== Data entries for graphics ==
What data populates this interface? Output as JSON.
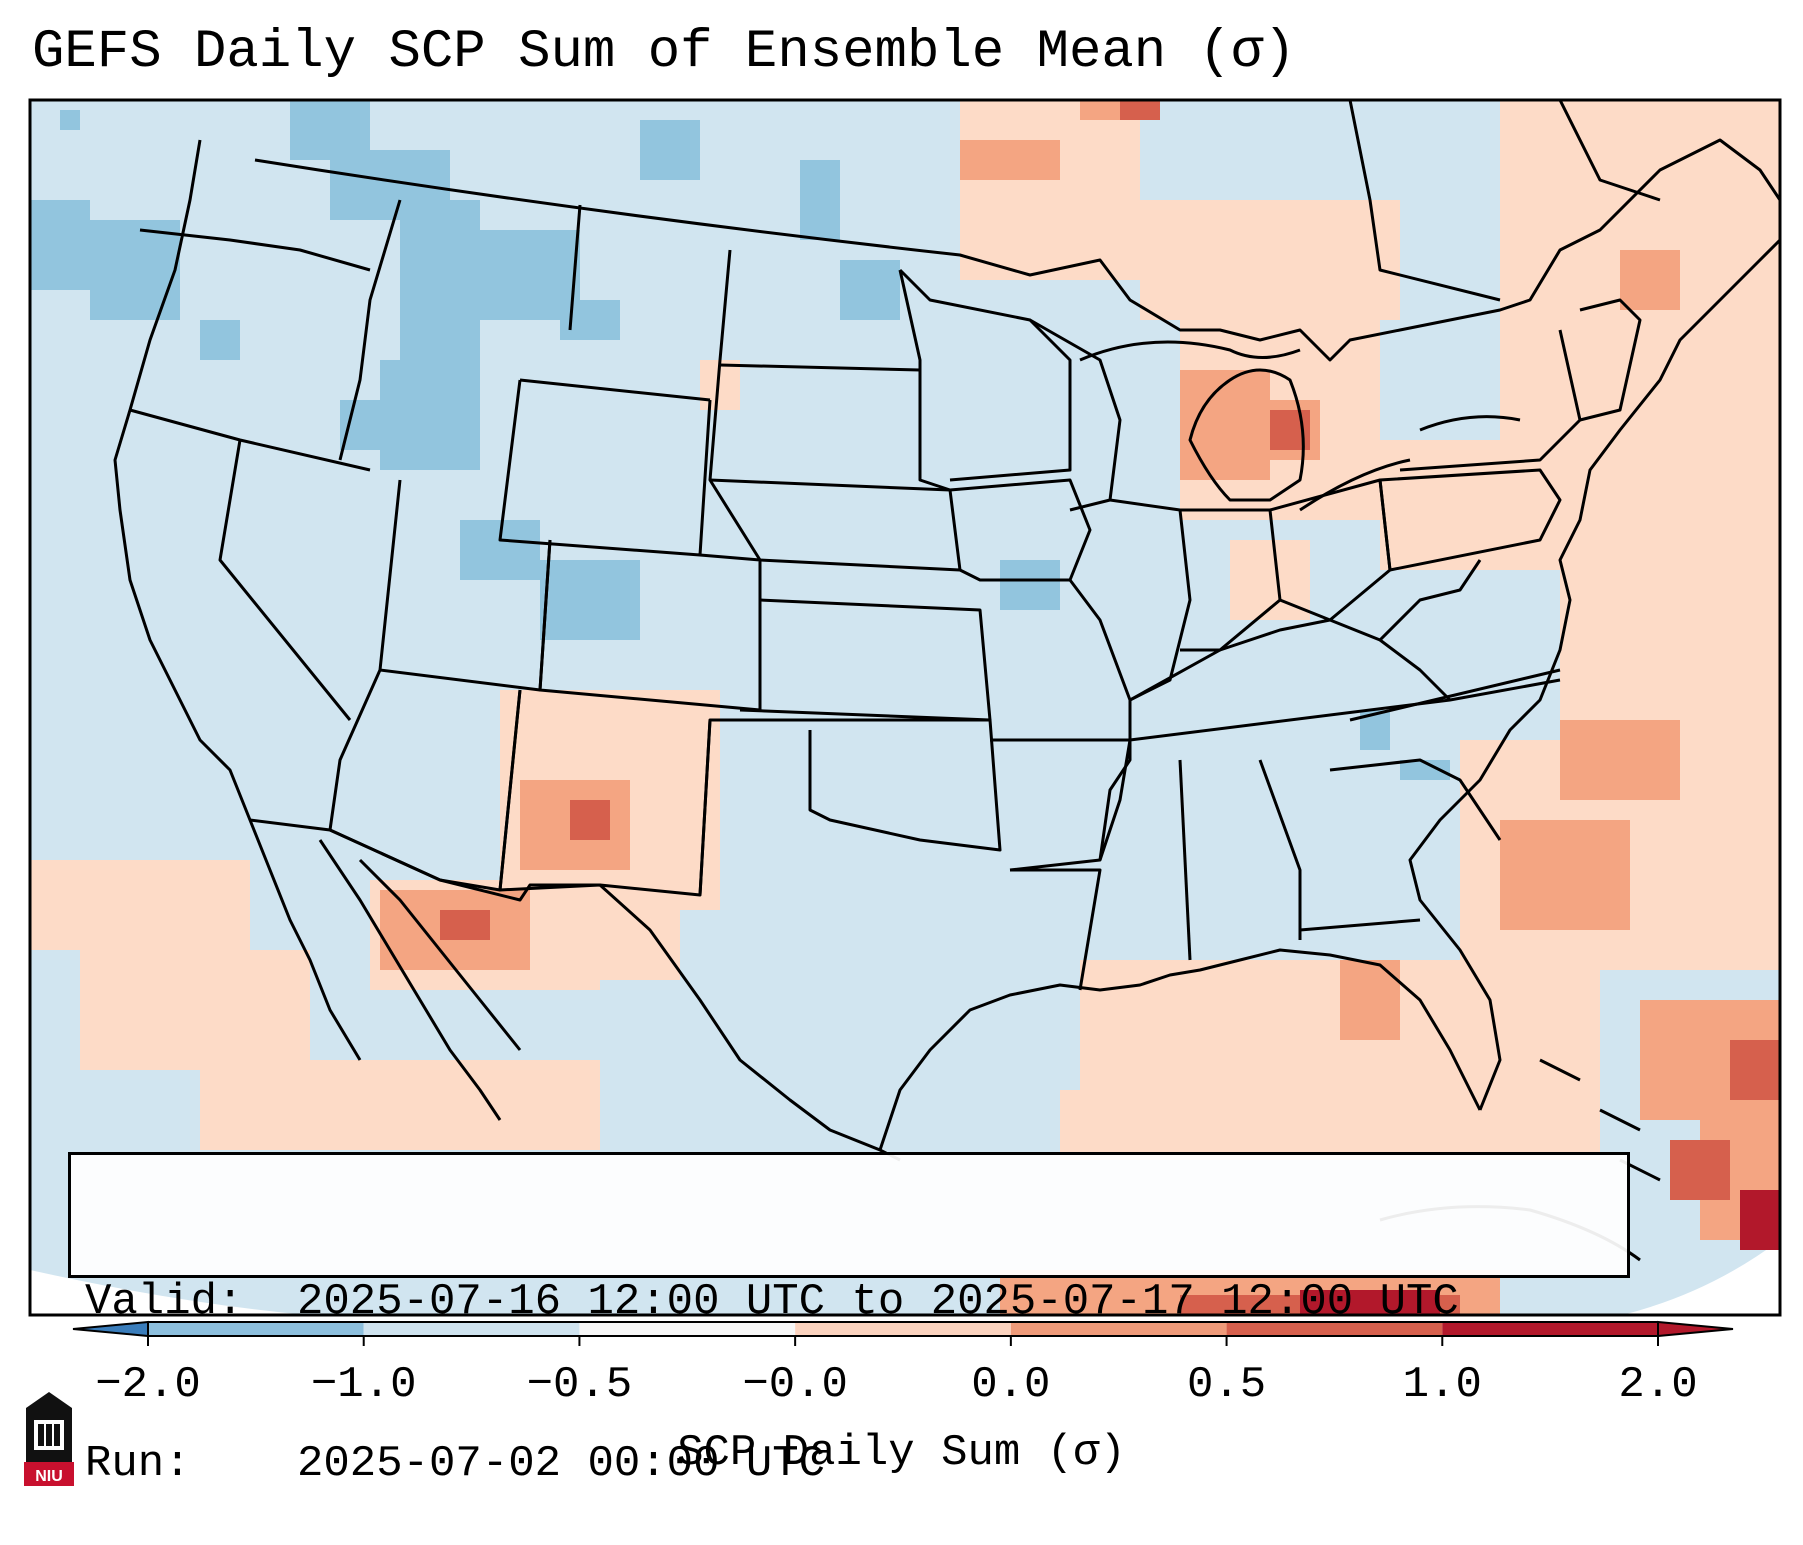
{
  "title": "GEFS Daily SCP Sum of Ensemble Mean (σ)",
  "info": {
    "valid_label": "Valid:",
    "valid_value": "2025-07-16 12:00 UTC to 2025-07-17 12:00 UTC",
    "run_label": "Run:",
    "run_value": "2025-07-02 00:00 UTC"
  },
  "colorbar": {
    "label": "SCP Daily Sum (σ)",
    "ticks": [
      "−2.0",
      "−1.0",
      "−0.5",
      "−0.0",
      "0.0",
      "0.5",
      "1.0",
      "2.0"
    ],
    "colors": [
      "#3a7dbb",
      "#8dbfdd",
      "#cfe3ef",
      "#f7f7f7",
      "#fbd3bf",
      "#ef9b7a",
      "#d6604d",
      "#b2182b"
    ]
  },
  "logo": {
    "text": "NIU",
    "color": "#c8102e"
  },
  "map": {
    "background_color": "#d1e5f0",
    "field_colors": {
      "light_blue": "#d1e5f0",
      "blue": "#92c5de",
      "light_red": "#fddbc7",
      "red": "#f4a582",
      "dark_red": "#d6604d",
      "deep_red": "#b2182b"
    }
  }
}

== GIVEN PROBLEM ==
Retype everything in the material word for word, minus pictures.

== RESPONSE ==
What data populates this interface? Output as JSON.
{
  "title": "GEFS Daily SCP Sum of Ensemble Mean (σ)",
  "info": {
    "valid_label": "Valid:",
    "valid_value": "2025-07-16 12:00 UTC to 2025-07-17 12:00 UTC",
    "run_label": "Run:",
    "run_value": "2025-07-02 00:00 UTC"
  },
  "colorbar": {
    "label": "SCP Daily Sum (σ)",
    "ticks": [
      "−2.0",
      "−1.0",
      "−0.5",
      "−0.0",
      "0.0",
      "0.5",
      "1.0",
      "2.0"
    ],
    "colors": [
      "#3a7dbb",
      "#8dbfdd",
      "#cfe3ef",
      "#f7f7f7",
      "#fbd3bf",
      "#ef9b7a",
      "#d6604d",
      "#b2182b"
    ]
  },
  "logo": {
    "text": "NIU",
    "color": "#c8102e"
  },
  "map": {
    "background_color": "#d1e5f0",
    "field_colors": {
      "light_blue": "#d1e5f0",
      "blue": "#92c5de",
      "light_red": "#fddbc7",
      "red": "#f4a582",
      "dark_red": "#d6604d",
      "deep_red": "#b2182b"
    }
  }
}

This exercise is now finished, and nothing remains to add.